• [Stated exercise]: Leave out the pictures and copy each record below exactly.

• [Dataset items]:

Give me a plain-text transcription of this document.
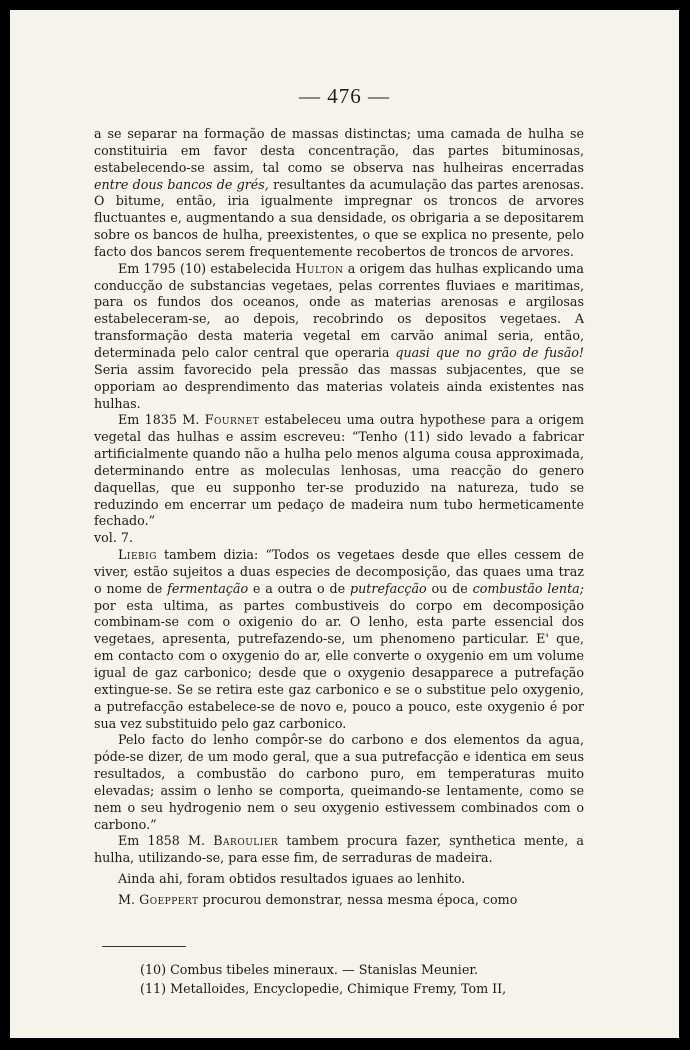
— 476 —

a se separar na formação de massas distinctas; uma camada de hulha se constituiria em favor desta concentração, das partes bituminosas, estabelecendo-se assim, tal como se observa nas hulheiras encerradas entre dous bancos de grés, resultantes da acumulação das partes arenosas. O bitume, então, iria igualmente impregnar os troncos de arvores fluctuantes e, augmentando a sua densidade, os obrigaria a se depositarem sobre os bancos de hulha, preexistentes, o que se explica no presente, pelo facto dos bancos serem frequentemente recobertos de troncos de arvores.

Em 1795 (10) estabelecida Hulton a origem das hulhas explicando uma conducção de substancias vegetaes, pelas correntes fluviaes e maritimas, para os fundos dos oceanos, onde as materias arenosas e argilosas estabeleceram-se, ao depois, recobrindo os depositos vegetaes. A transformação desta materia vegetal em carvão animal seria, então, determinada pelo calor central que operaria quasi que no grão de fusão! Seria assim favorecido pela pressão das massas subjacentes, que se opporiam ao desprendimento das materias volateis ainda existentes nas hulhas.

Em 1835 M. Fournet estabeleceu uma outra hypothese para a origem vegetal das hulhas e assim escreveu: “Tenho (11) sido levado a fabricar artificialmente quando não a hulha pelo menos alguma cousa approximada, determinando entre as moleculas lenhosas, uma reacção do genero daquellas, que eu supponho ter-se produzido na natureza, tudo se reduzindo em encerrar um pedaço de madeira num tubo hermeticamente fechado.”

vol. 7.

Liebig tambem dizia: “Todos os vegetaes desde que elles cessem de viver, estão sujeitos a duas especies de decomposição, das quaes uma traz o nome de fermentação e a outra o de putrefacção ou de combustão lenta; por esta ultima, as partes combustiveis do corpo em decomposição combinam-se com o oxigenio do ar. O lenho, esta parte essencial dos vegetaes, apresenta, putrefazendo-se, um phenomeno particular. E' que, em contacto com o oxygenio do ar, elle converte o oxygenio em um volume igual de gaz carbonico; desde que o oxygenio desapparece a putrefação extingue-se. Se se retira este gaz carbonico e se o substitue pelo oxygenio, a putrefacção estabelece-se de novo e, pouco a pouco, este oxygenio é por sua vez substituido pelo gaz carbonico.

Pelo facto do lenho compôr-se do carbono e dos elementos da agua, póde-se dizer, de um modo geral, que a sua putrefacção e identica em seus resultados, a combustão do carbono puro, em temperaturas muito elevadas; assim o lenho se comporta, queimando-se lentamente, como se nem o seu hydrogenio nem o seu oxygenio estivessem combinados com o carbono.”

Em 1858 M. Baroulier tambem procura fazer, synthetica mente, a hulha, utilizando-se, para esse fim, de serraduras de madeira.

Ainda ahi, foram obtidos resultados iguaes ao lenhito.

M. Goeppert procurou demonstrar, nessa mesma época, como

(10) Combus tibeles mineraux. — Stanislas Meunier.

(11) Metalloides, Encyclopedie, Chimique Fremy, Tom II,
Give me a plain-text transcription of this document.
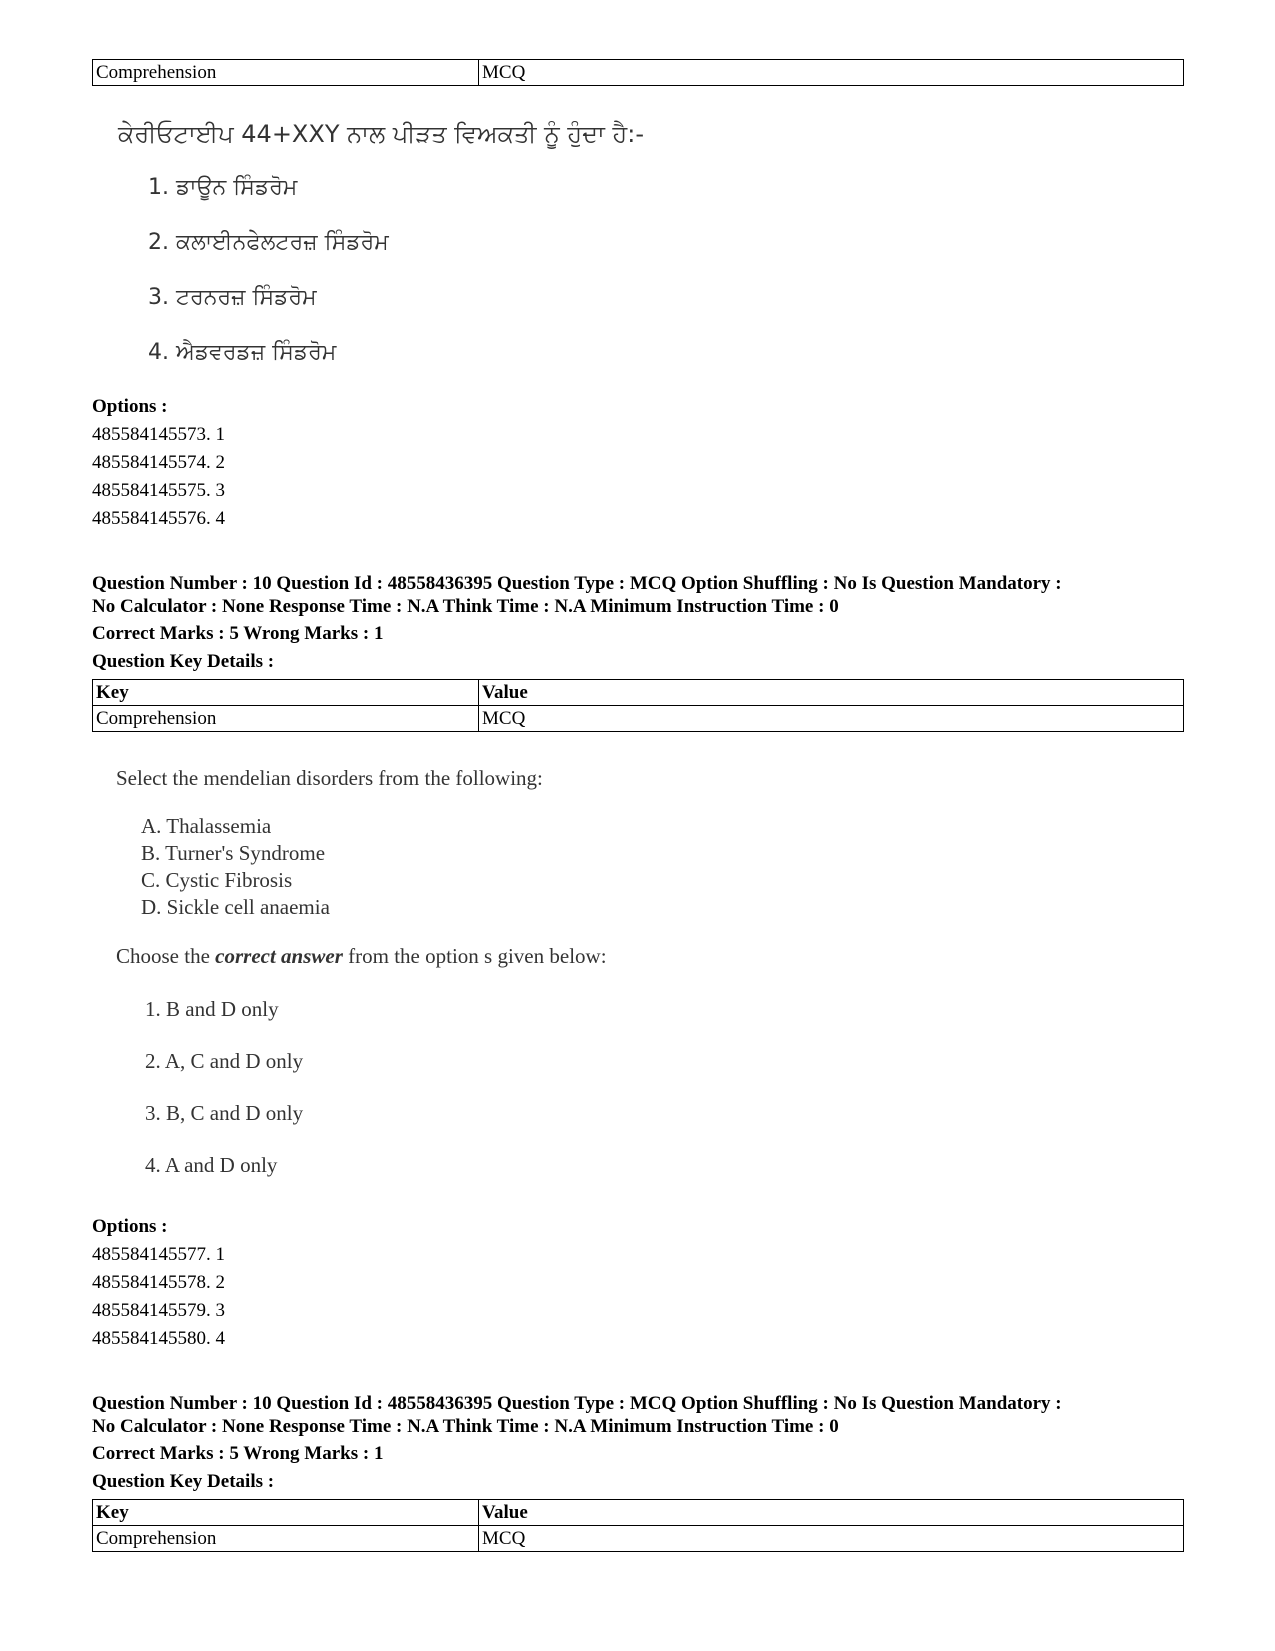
Comprehension	MCQ
ਕੇਰੀਓਟਾਈਪ 44+XXY ਨਾਲ ਪੀੜਤ ਵਿਅਕਤੀ ਨੂੰ ਹੁੰਦਾ ਹੈ:-
1. ਡਾਊਨ ਸਿੰਡਰੋਮ
2. ਕਲਾਈਨਫੇਲਟਰਜ਼ ਸਿੰਡਰੋਮ
3. ਟਰਨਰਜ਼ ਸਿੰਡਰੋਮ
4. ਐਡਵਰਡਜ਼ ਸਿੰਡਰੋਮ
Options :
485584145573. 1
485584145574. 2
485584145575. 3
485584145576. 4
Question Number : 10 Question Id : 48558436395 Question Type : MCQ Option Shuffling : No Is Question Mandatory :
No Calculator : None Response Time : N.A Think Time : N.A Minimum Instruction Time : 0
Correct Marks : 5 Wrong Marks : 1
Question Key Details :
Key	Value
Comprehension	MCQ
Select the mendelian disorders from the following:
A. Thalassemia
B. Turner's Syndrome
C. Cystic Fibrosis
D. Sickle cell anaemia
Choose the correct answer from the option s given below:
1. B and D only
2. A, C and D only
3. B, C and D only
4. A and D only
Options :
485584145577. 1
485584145578. 2
485584145579. 3
485584145580. 4
Question Number : 10 Question Id : 48558436395 Question Type : MCQ Option Shuffling : No Is Question Mandatory :
No Calculator : None Response Time : N.A Think Time : N.A Minimum Instruction Time : 0
Correct Marks : 5 Wrong Marks : 1
Question Key Details :
Key	Value
Comprehension	MCQ
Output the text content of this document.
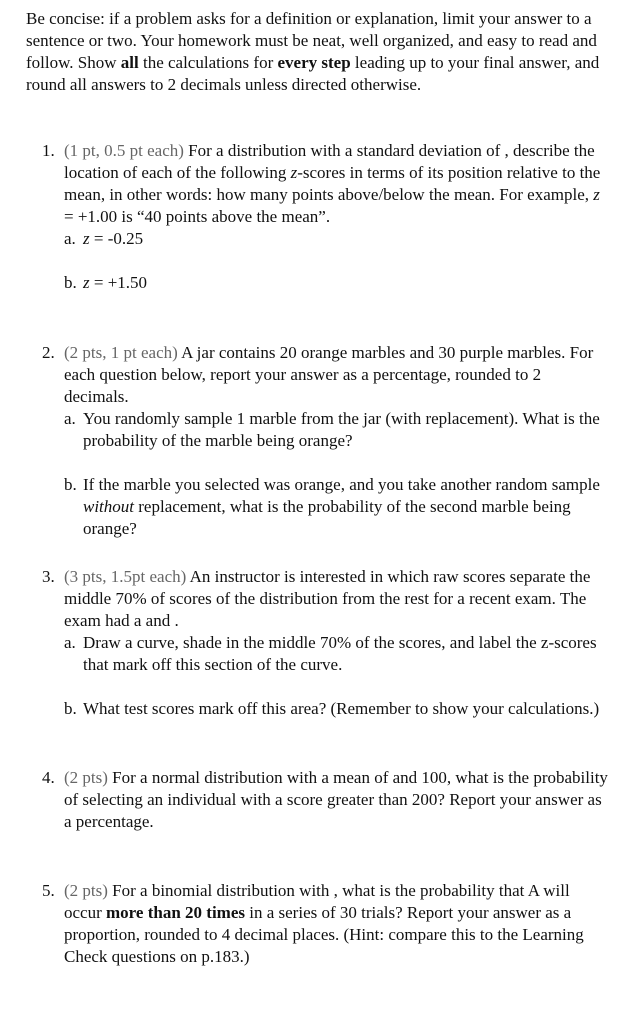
Be concise: if a problem asks for a definition or explanation, limit your answer to a sentence or two. Your homework must be neat, well organized, and easy to read and follow. Show all the calculations for every step leading up to your final answer, and round all answers to 2 decimals unless directed otherwise.
1. (1 pt, 0.5 pt each) For a distribution with a standard deviation of , describe the location of each of the following z-scores in terms of its position relative to the mean, in other words: how many points above/below the mean. For example, z = +1.00 is “40 points above the mean”.
a. z = -0.25
b. z = +1.50
2. (2 pts, 1 pt each) A jar contains 20 orange marbles and 30 purple marbles. For each question below, report your answer as a percentage, rounded to 2 decimals.
a. You randomly sample 1 marble from the jar (with replacement). What is the probability of the marble being orange?
b. If the marble you selected was orange, and you take another random sample without replacement, what is the probability of the second marble being orange?
3. (3 pts, 1.5pt each) An instructor is interested in which raw scores separate the middle 70% of scores of the distribution from the rest for a recent exam. The exam had a and .
a. Draw a curve, shade in the middle 70% of the scores, and label the z-scores that mark off this section of the curve.
b. What test scores mark off this area? (Remember to show your calculations.)
4. (2 pts) For a normal distribution with a mean of and 100, what is the probability of selecting an individual with a score greater than 200? Report your answer as a percentage.
5. (2 pts) For a binomial distribution with , what is the probability that A will occur more than 20 times in a series of 30 trials? Report your answer as a proportion, rounded to 4 decimal places. (Hint: compare this to the Learning Check questions on p.183.)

• [Solution for this exercise]:
Give me a plain-text transcription of this document.
— 476 —

a se separar na formação de massas distinctas; uma camada de hulha se constituiria em favor desta concentração, das partes bituminosas, estabelecendo-se assim, tal como se observa nas hulheiras encerradas entre dous bancos de grés, resultantes da acumulação das partes arenosas. O bitume, então, iria igualmente impregnar os troncos de arvores fluctuantes e, augmentando a sua densidade, os obrigaria a se depositarem sobre os bancos de hulha, preexistentes, o que se explica no presente, pelo facto dos bancos serem frequentemente recobertos de troncos de arvores.

Em 1795 (10) estabelecida Hulton a origem das hulhas explicando uma conducção de substancias vegetaes, pelas correntes fluviaes e maritimas, para os fundos dos oceanos, onde as materias arenosas e argilosas estabeleceram-se, ao depois, recobrindo os depositos vegetaes. A transformação desta materia vegetal em carvão animal seria, então, determinada pelo calor central que operaria quasi que no grão de fusão! Seria assim favorecido pela pressão das massas subjacentes, que se opporiam ao desprendimento das materias volateis ainda existentes nas hulhas.

Em 1835 M. Fournet estabeleceu uma outra hypothese para a origem vegetal das hulhas e assim escreveu: “Tenho (11) sido levado a fabricar artificialmente quando não a hulha pelo menos alguma cousa approximada, determinando entre as moleculas lenhosas, uma reacção do genero daquellas, que eu supponho ter-se produzido na natureza, tudo se reduzindo em encerrar um pedaço de madeira num tubo hermeticamente fechado.”

vol. 7.

Liebig tambem dizia: “Todos os vegetaes desde que elles cessem de viver, estão sujeitos a duas especies de decomposição, das quaes uma traz o nome de fermentação e a outra o de putrefacção ou de combustão lenta; por esta ultima, as partes combustiveis do corpo em decomposição combinam-se com o oxigenio do ar. O lenho, esta parte essencial dos vegetaes, apresenta, putrefazendo-se, um phenomeno particular. E' que, em contacto com o oxygenio do ar, elle converte o oxygenio em um volume igual de gaz carbonico; desde que o oxygenio desapparece a putrefação extingue-se. Se se retira este gaz carbonico e se o substitue pelo oxygenio, a putrefacção estabelece-se de novo e, pouco a pouco, este oxygenio é por sua vez substituido pelo gaz carbonico.

Pelo facto do lenho compôr-se do carbono e dos elementos da agua, póde-se dizer, de um modo geral, que a sua putrefacção e identica em seus resultados, a combustão do carbono puro, em temperaturas muito elevadas; assim o lenho se comporta, queimando-se lentamente, como se nem o seu hydrogenio nem o seu oxygenio estivessem combinados com o carbono.”

Em 1858 M. Baroulier tambem procura fazer, synthetica mente, a hulha, utilizando-se, para esse fim, de serraduras de madeira.

Ainda ahi, foram obtidos resultados iguaes ao lenhito.

M. Goeppert procurou demonstrar, nessa mesma época, como

(10) Combus tibeles mineraux. — Stanislas Meunier.

(11) Metalloides, Encyclopedie, Chimique Fremy, Tom II,
Give me a plain-text transcription of this document.
Comprehension	MCQ
ਕੇਰੀਓਟਾਈਪ 44+XXY ਨਾਲ ਪੀੜਤ ਵਿਅਕਤੀ ਨੂੰ ਹੁੰਦਾ ਹੈ:-
1. ਡਾਊਨ ਸਿੰਡਰੋਮ
2. ਕਲਾਈਨਫੇਲਟਰਜ਼ ਸਿੰਡਰੋਮ
3. ਟਰਨਰਜ਼ ਸਿੰਡਰੋਮ
4. ਐਡਵਰਡਜ਼ ਸਿੰਡਰੋਮ
Options :
485584145573. 1
485584145574. 2
485584145575. 3
485584145576. 4
Question Number : 10 Question Id : 48558436395 Question Type : MCQ Option Shuffling : No Is Question Mandatory :
No Calculator : None Response Time : N.A Think Time : N.A Minimum Instruction Time : 0
Correct Marks : 5 Wrong Marks : 1
Question Key Details :
Key	Value
Comprehension	MCQ
Select the mendelian disorders from the following:
A. Thalassemia
B. Turner's Syndrome
C. Cystic Fibrosis
D. Sickle cell anaemia
Choose the correct answer from the option s given below:
1. B and D only
2. A, C and D only
3. B, C and D only
4. A and D only
Options :
485584145577. 1
485584145578. 2
485584145579. 3
485584145580. 4
Question Number : 10 Question Id : 48558436395 Question Type : MCQ Option Shuffling : No Is Question Mandatory :
No Calculator : None Response Time : N.A Think Time : N.A Minimum Instruction Time : 0
Correct Marks : 5 Wrong Marks : 1
Question Key Details :
Key	Value
Comprehension	MCQ
Output the text content of this document.
Be concise: if a problem asks for a definition or explanation, limit your answer to a sentence or two. Your homework must be neat, well organized, and easy to read and follow. Show all the calculations for every step leading up to your final answer, and round all answers to 2 decimals unless directed otherwise.
1. (1 pt, 0.5 pt each) For a distribution with a standard deviation of , describe the location of each of the following z-scores in terms of its position relative to the mean, in other words: how many points above/below the mean. For example, z = +1.00 is “40 points above the mean”.
a. z = -0.25
b. z = +1.50
2. (2 pts, 1 pt each) A jar contains 20 orange marbles and 30 purple marbles. For each question below, report your answer as a percentage, rounded to 2 decimals.
a. You randomly sample 1 marble from the jar (with replacement). What is the probability of the marble being orange?
b. If the marble you selected was orange, and you take another random sample without replacement, what is the probability of the second marble being orange?
3. (3 pts, 1.5pt each) An instructor is interested in which raw scores separate the middle 70% of scores of the distribution from the rest for a recent exam. The exam had a and .
a. Draw a curve, shade in the middle 70% of the scores, and label the z-scores that mark off this section of the curve.
b. What test scores mark off this area? (Remember to show your calculations.)
4. (2 pts) For a normal distribution with a mean of and 100, what is the probability of selecting an individual with a score greater than 200? Report your answer as a percentage.
5. (2 pts) For a binomial distribution with , what is the probability that A will occur more than 20 times in a series of 30 trials? Report your answer as a proportion, rounded to 4 decimal places. (Hint: compare this to the Learning Check questions on p.183.)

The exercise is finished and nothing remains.